== WHAT TO WORK ON ==
Seek out every line containing the word "area", and copy each.

· · ·

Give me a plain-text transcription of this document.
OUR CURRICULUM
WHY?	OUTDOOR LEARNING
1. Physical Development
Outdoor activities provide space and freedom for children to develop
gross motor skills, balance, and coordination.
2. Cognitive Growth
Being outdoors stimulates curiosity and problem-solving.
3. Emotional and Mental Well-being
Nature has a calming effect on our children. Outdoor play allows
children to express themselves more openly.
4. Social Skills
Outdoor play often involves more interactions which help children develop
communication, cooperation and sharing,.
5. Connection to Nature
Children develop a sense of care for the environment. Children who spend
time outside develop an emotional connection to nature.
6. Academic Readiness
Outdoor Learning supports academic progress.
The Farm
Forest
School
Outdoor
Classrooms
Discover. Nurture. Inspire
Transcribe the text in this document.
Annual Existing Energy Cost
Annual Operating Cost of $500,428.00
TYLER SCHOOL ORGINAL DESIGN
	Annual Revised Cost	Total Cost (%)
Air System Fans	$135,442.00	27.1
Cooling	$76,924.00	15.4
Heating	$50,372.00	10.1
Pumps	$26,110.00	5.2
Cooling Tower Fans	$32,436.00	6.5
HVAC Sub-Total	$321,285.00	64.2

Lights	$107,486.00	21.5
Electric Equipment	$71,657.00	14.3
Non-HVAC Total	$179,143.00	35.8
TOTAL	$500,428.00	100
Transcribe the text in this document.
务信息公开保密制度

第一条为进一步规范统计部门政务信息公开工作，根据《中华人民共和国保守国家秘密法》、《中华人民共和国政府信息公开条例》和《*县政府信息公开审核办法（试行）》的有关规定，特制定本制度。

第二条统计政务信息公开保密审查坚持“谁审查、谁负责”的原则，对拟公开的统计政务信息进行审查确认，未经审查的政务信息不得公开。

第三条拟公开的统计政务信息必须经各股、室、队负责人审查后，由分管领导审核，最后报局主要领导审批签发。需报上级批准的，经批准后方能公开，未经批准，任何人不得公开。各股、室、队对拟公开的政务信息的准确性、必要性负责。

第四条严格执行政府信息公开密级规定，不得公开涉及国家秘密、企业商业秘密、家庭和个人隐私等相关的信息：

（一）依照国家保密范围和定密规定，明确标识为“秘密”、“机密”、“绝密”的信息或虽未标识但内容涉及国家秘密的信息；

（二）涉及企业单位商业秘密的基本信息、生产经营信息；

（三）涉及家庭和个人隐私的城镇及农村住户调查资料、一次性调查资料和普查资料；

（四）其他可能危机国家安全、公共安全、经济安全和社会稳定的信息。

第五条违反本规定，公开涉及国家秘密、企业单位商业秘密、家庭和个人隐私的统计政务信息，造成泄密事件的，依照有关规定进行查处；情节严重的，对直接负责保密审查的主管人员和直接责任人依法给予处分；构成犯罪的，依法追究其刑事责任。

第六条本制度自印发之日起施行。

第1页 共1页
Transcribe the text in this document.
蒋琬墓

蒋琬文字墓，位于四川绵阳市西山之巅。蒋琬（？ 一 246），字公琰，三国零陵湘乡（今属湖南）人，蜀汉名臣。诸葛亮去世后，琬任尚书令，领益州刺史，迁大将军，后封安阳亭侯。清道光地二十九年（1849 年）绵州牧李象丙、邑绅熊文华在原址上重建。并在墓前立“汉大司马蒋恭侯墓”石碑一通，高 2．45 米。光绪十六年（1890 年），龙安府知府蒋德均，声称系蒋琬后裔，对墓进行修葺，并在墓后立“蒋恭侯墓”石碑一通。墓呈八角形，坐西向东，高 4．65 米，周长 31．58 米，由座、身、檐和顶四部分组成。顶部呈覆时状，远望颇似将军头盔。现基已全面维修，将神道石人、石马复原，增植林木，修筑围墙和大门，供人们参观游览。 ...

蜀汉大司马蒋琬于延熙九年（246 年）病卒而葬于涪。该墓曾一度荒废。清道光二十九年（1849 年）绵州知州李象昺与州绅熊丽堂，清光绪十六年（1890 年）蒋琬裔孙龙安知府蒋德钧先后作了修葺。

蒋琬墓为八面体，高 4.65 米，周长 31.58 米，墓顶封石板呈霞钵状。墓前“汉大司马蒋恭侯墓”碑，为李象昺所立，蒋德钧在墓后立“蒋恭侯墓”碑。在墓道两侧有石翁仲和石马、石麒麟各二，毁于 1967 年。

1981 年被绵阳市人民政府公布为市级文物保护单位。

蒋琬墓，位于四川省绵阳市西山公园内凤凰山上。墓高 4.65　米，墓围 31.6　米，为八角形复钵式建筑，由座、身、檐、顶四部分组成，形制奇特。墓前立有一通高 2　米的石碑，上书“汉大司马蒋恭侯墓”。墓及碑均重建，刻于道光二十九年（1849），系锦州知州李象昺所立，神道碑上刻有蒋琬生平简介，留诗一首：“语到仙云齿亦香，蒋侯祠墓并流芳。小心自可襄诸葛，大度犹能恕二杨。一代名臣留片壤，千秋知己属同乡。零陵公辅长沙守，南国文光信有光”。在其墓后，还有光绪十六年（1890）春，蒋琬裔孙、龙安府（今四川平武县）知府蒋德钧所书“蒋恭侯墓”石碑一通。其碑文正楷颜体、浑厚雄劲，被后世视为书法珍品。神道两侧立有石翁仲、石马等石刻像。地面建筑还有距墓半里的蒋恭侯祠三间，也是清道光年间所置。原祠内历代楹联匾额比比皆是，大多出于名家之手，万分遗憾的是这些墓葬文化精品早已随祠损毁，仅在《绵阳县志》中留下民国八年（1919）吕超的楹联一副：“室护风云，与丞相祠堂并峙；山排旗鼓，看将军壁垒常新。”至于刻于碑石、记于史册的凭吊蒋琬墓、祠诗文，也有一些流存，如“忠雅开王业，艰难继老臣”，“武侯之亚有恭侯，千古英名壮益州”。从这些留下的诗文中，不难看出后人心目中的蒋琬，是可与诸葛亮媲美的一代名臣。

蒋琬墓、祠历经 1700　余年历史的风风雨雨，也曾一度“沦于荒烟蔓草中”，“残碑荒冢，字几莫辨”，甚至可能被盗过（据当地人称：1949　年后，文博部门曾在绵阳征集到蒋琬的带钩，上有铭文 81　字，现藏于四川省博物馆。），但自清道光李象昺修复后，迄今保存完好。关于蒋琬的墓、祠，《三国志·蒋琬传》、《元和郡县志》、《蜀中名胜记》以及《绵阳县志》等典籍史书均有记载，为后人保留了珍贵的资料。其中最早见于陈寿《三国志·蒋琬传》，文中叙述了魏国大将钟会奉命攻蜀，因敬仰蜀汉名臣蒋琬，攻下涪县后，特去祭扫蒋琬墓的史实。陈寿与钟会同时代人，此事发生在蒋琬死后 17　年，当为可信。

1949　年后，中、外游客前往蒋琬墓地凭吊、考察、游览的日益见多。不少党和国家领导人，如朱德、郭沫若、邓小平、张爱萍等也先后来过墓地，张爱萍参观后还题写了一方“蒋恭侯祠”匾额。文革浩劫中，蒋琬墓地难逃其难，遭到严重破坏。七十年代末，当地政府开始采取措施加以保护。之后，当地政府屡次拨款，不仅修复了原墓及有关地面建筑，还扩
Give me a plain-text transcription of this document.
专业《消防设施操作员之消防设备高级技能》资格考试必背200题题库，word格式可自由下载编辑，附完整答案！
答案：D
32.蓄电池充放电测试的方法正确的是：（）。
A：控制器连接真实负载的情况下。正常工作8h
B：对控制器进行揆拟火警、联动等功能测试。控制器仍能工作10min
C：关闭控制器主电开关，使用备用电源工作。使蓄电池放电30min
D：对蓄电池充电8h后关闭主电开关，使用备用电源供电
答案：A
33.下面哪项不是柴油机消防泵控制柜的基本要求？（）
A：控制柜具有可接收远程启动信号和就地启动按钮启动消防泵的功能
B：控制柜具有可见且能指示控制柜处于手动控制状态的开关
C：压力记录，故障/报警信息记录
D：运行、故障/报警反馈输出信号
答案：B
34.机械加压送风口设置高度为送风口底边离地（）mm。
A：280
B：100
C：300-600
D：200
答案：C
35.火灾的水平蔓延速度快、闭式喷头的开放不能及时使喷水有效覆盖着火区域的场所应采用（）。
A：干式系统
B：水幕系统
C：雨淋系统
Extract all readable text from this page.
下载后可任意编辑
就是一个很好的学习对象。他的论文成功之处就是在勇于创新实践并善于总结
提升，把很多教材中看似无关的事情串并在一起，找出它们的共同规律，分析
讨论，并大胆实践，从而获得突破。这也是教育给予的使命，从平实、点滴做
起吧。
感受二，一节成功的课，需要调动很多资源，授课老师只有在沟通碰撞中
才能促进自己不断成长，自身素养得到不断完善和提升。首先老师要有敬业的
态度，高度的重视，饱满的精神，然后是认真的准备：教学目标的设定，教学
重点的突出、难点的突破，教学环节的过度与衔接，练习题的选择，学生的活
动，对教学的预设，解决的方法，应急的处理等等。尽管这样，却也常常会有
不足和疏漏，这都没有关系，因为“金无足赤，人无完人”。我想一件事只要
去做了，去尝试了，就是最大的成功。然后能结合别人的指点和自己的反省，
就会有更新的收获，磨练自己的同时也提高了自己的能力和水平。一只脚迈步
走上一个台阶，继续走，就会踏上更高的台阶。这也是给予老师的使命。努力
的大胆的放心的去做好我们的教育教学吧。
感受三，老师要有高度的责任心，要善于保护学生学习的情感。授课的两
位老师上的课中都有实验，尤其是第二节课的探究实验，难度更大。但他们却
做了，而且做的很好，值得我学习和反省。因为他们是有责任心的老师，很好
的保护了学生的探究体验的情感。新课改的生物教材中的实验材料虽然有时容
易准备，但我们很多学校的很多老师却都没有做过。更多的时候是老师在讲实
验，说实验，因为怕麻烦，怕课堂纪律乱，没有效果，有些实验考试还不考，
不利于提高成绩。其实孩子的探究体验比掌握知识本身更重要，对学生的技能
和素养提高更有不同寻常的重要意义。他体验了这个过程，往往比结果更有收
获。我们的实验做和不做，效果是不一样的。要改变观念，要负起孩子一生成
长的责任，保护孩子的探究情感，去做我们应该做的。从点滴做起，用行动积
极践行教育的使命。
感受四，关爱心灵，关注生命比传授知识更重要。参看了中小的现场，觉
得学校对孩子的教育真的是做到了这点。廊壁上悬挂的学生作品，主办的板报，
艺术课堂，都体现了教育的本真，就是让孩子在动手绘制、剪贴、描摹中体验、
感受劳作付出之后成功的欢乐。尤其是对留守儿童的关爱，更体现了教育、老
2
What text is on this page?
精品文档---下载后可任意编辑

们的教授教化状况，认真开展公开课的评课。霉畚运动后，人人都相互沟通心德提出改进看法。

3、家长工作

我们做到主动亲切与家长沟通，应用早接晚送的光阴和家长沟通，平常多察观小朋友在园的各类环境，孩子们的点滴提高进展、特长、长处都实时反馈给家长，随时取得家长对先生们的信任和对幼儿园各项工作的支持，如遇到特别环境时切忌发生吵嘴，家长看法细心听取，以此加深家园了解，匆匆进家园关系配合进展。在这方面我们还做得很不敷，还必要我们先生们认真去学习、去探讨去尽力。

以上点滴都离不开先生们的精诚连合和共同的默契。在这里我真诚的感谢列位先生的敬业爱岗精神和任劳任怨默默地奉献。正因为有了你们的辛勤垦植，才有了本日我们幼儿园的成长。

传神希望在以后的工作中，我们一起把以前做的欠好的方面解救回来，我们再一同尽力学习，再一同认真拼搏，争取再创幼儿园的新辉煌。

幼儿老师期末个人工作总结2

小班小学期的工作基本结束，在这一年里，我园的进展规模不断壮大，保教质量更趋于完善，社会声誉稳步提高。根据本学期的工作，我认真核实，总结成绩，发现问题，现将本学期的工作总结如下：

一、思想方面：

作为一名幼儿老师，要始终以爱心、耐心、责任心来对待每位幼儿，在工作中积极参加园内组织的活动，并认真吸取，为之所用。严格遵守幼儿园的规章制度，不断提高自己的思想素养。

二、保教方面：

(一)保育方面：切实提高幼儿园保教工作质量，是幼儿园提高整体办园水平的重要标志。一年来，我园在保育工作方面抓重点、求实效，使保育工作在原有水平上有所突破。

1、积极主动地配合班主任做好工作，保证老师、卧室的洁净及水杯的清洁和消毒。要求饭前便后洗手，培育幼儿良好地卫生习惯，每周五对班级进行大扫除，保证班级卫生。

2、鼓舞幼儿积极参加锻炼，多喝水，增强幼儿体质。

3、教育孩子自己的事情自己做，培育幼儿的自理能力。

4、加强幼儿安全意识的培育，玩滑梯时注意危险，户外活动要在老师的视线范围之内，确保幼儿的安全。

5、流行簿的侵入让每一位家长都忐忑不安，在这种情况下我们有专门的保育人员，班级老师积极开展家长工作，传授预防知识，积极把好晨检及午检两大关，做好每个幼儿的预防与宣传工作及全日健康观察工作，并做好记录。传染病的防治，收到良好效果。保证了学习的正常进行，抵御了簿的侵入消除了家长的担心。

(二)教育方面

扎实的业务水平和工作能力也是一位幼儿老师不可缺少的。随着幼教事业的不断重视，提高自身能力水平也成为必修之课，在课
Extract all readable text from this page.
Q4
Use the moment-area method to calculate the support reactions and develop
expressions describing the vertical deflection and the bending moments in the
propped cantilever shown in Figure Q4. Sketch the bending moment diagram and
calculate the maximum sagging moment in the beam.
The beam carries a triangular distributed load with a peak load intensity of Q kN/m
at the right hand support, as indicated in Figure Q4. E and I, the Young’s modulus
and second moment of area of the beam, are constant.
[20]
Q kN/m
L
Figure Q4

· · ·

== WORKED ANSWER ==
Use the moment-area method to calculate the support reactions and develop
and second moment of area of the beam, are constant.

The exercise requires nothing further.